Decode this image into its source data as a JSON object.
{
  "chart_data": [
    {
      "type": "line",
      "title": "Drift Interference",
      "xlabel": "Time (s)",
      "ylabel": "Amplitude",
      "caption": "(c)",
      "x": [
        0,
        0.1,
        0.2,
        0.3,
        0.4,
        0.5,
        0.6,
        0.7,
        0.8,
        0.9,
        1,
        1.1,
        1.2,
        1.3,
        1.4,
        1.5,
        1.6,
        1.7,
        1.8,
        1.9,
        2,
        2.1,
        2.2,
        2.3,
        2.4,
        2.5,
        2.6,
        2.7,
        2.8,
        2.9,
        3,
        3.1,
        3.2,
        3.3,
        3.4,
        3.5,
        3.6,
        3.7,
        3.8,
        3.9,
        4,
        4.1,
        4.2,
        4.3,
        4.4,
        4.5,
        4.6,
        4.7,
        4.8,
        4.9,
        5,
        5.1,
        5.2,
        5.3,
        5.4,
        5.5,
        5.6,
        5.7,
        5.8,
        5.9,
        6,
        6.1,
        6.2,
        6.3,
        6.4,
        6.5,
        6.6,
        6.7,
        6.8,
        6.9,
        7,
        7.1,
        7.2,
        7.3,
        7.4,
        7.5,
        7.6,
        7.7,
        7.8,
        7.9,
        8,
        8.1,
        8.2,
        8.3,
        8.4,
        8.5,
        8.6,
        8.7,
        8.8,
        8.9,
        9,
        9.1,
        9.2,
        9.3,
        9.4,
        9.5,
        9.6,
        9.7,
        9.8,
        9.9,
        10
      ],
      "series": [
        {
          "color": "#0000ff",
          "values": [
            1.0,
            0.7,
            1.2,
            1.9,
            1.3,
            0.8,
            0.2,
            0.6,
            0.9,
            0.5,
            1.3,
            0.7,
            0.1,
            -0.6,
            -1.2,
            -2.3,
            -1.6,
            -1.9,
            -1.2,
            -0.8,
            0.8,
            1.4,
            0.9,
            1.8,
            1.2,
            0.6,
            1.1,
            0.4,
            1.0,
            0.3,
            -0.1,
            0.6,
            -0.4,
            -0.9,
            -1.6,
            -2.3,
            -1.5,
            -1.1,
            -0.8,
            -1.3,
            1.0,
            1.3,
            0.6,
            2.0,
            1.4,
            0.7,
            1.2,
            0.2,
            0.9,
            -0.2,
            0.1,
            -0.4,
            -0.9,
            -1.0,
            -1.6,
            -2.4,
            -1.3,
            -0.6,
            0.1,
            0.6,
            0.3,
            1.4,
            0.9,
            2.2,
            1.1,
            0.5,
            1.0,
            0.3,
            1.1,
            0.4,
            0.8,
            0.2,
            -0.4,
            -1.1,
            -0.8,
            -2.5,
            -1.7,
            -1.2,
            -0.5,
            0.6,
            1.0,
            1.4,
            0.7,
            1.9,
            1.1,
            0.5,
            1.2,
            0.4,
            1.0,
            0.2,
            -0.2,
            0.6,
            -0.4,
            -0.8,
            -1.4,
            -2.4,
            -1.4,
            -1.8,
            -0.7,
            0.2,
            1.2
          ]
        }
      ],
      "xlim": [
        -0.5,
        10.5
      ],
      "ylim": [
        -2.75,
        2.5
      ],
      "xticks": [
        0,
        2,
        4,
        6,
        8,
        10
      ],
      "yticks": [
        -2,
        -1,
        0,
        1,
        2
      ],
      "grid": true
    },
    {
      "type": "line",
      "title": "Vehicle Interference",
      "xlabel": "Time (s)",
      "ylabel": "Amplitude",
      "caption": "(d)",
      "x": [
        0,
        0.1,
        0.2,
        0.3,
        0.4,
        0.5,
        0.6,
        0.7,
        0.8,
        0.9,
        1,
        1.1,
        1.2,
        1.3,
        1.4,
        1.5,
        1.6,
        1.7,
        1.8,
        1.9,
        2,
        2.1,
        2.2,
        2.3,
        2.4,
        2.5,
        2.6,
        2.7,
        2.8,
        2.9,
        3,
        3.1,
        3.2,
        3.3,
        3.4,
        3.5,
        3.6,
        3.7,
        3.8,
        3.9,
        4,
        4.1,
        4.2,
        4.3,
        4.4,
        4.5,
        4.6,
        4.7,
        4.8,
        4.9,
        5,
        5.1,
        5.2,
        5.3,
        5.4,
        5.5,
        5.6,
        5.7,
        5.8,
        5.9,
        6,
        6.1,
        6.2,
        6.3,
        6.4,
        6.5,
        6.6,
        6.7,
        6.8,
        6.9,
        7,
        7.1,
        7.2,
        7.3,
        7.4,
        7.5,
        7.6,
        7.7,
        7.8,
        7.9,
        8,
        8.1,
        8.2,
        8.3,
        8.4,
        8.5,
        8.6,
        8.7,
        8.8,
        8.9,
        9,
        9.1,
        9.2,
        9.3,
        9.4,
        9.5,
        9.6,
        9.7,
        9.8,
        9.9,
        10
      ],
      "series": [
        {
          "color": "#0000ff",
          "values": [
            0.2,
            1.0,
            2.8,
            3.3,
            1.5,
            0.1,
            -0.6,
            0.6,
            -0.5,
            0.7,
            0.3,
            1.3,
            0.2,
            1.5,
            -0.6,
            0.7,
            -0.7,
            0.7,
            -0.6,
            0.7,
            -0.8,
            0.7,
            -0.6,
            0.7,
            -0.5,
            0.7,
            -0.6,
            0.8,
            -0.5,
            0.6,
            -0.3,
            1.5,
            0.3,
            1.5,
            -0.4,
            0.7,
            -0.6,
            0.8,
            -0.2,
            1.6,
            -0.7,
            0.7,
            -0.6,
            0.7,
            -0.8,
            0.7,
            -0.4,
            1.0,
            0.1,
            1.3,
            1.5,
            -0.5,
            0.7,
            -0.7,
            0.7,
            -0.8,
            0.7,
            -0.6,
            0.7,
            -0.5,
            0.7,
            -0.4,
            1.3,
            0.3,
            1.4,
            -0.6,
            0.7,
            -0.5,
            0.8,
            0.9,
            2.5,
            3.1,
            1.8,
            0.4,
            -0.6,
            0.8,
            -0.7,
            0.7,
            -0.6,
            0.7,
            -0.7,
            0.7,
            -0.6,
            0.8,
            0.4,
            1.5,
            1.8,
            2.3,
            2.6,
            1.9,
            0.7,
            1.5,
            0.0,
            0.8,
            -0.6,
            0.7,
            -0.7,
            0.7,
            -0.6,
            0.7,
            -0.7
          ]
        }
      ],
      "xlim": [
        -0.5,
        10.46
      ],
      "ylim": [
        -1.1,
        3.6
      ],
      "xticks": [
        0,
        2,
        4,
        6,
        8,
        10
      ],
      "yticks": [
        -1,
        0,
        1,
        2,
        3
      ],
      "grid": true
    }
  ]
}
----
> _What is asked_
Pull every line containing "Interference" out of the records.

> _Exercise response_
      "title": "Drift Interference",
      "title": "Vehicle Interference",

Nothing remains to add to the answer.